***** Records to use *****
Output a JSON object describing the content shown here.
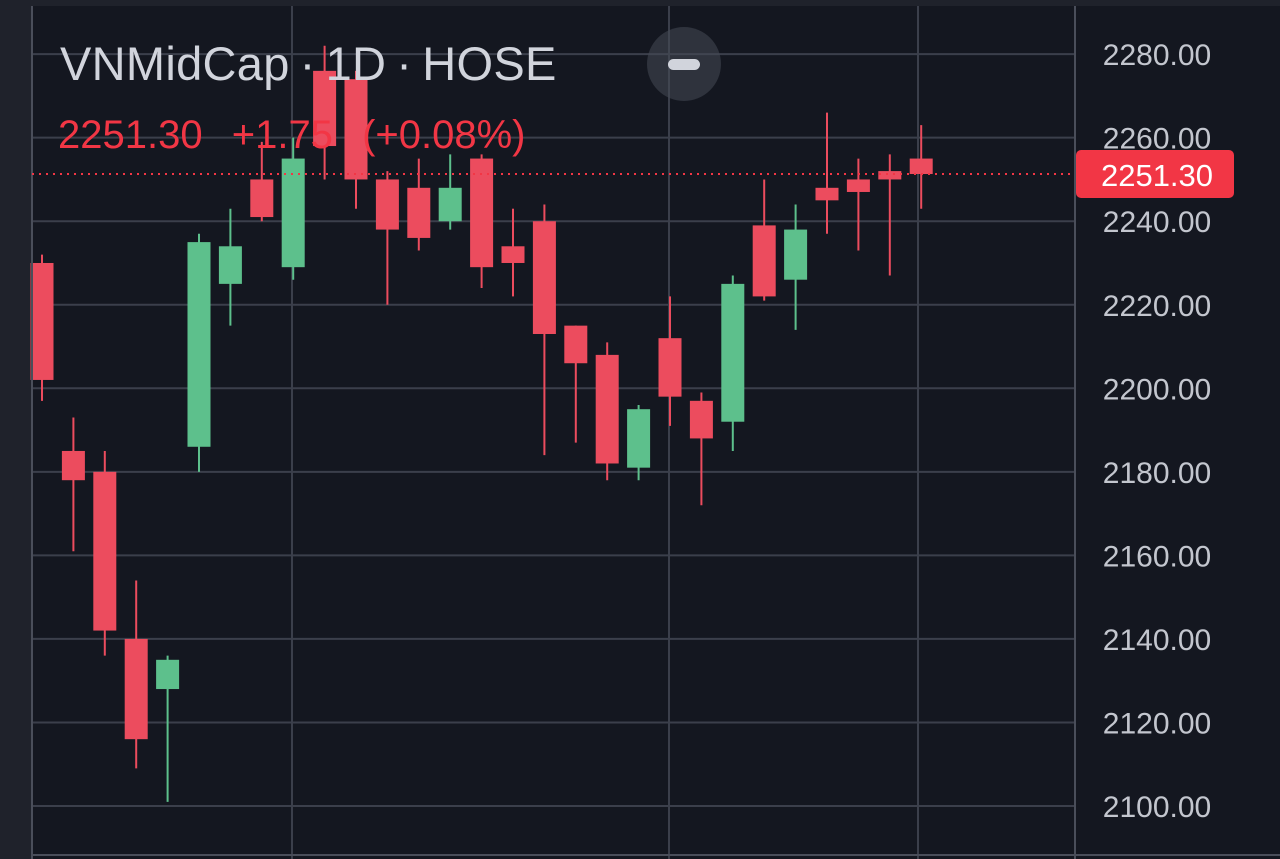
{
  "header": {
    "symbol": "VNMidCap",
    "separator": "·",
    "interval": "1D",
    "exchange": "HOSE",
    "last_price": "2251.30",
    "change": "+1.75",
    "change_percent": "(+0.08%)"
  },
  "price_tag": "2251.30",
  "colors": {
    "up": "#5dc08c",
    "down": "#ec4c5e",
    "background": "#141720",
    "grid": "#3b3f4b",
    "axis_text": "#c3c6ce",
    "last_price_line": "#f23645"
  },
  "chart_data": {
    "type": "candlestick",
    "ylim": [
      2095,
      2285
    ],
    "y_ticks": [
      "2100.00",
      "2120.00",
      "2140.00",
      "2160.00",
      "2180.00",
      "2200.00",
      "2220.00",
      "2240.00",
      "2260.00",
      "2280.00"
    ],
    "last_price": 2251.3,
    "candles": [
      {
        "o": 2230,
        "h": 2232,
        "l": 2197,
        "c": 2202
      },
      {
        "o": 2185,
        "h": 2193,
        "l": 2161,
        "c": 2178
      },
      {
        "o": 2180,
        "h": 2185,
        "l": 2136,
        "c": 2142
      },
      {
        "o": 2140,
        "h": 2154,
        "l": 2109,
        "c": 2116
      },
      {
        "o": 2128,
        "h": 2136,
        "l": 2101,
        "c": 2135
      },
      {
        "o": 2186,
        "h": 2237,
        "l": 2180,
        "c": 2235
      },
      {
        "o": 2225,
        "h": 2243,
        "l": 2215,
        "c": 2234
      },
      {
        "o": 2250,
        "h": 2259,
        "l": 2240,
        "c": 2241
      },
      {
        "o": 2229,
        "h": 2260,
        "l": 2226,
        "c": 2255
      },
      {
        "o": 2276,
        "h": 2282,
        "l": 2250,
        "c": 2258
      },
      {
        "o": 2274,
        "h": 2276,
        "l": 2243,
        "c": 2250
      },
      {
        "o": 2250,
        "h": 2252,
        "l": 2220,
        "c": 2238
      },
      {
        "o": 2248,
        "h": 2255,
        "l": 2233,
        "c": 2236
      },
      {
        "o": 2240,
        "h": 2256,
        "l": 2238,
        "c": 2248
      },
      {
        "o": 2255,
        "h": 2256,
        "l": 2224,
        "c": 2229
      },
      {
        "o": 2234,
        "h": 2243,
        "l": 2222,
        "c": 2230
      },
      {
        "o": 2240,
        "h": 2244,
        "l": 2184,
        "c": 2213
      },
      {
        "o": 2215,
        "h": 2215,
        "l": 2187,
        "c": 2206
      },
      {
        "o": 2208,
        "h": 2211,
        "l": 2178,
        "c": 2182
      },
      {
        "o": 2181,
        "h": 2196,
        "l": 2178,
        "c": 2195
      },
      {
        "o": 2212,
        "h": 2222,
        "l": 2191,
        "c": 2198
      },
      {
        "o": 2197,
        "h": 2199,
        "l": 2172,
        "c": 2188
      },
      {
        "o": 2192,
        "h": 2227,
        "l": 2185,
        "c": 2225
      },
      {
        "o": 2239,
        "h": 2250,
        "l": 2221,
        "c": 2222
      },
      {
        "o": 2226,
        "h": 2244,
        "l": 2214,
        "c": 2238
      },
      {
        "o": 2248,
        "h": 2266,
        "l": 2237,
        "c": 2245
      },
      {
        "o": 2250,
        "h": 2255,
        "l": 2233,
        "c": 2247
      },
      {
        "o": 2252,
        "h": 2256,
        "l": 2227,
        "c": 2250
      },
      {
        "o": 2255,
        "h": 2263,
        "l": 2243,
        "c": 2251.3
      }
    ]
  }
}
*****
***** Records to use *****
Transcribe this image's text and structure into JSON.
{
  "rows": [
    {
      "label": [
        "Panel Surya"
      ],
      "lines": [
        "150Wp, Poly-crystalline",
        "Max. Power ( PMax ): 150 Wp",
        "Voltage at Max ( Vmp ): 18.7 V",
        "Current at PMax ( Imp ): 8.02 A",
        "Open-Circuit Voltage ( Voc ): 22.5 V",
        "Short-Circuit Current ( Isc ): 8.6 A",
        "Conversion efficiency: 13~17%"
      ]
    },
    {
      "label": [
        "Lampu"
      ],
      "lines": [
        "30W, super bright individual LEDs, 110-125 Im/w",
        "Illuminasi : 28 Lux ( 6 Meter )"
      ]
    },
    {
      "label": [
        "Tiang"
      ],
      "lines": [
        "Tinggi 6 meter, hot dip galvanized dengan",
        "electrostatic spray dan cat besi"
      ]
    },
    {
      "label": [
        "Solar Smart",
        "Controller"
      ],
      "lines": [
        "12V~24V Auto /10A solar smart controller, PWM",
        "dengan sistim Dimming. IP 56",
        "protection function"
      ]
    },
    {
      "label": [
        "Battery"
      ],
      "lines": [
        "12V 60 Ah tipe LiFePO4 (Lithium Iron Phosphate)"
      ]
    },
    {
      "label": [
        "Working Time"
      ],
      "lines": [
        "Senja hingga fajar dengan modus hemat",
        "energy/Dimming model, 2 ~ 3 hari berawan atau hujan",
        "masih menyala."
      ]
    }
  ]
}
*****
***** Records to use *****
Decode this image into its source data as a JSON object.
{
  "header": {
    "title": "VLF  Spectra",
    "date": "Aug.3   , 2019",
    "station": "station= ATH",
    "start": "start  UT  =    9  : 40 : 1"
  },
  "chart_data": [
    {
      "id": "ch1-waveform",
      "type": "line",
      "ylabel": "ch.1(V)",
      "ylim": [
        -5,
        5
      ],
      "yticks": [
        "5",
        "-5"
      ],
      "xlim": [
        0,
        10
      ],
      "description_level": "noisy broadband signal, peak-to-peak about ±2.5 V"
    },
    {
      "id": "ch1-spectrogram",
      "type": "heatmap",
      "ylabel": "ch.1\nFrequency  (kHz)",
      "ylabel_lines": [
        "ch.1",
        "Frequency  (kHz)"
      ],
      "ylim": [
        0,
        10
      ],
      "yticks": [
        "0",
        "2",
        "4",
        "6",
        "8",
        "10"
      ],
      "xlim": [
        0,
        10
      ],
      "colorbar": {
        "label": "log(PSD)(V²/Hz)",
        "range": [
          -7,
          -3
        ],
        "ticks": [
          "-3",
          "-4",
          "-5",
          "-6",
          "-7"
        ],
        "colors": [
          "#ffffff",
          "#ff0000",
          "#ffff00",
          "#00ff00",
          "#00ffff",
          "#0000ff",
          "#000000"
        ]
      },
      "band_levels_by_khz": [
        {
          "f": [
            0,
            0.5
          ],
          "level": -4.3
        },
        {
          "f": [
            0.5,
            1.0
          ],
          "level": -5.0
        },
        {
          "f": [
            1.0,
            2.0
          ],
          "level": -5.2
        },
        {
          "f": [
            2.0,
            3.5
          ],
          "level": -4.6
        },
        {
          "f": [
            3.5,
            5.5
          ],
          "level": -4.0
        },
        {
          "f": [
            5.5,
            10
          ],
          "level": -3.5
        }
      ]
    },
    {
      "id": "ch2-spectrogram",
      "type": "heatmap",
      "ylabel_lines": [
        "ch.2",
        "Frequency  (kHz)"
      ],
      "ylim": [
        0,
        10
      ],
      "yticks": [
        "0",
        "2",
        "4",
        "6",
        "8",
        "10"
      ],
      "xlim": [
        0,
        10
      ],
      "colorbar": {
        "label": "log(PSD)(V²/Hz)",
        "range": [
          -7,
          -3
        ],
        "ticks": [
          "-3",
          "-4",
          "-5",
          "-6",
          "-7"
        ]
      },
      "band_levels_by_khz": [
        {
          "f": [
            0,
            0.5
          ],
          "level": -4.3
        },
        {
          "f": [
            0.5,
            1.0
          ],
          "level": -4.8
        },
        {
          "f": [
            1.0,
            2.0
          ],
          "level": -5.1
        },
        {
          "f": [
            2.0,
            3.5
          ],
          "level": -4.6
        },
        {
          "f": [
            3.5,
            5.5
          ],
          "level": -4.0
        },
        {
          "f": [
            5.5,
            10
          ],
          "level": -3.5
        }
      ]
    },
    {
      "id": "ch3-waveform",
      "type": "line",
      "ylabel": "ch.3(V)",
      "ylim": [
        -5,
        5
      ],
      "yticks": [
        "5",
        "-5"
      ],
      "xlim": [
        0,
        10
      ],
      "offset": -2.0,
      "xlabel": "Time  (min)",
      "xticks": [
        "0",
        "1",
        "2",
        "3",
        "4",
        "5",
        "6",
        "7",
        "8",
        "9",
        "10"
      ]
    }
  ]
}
*****
## Exercise objective
Your task is to gather every line with the word "Voltage" and copy it.

## Correct output
        "Voltage at Max ( Vmp ): 18.7 V",
        "Open-Circuit Voltage ( Voc ): 22.5 V",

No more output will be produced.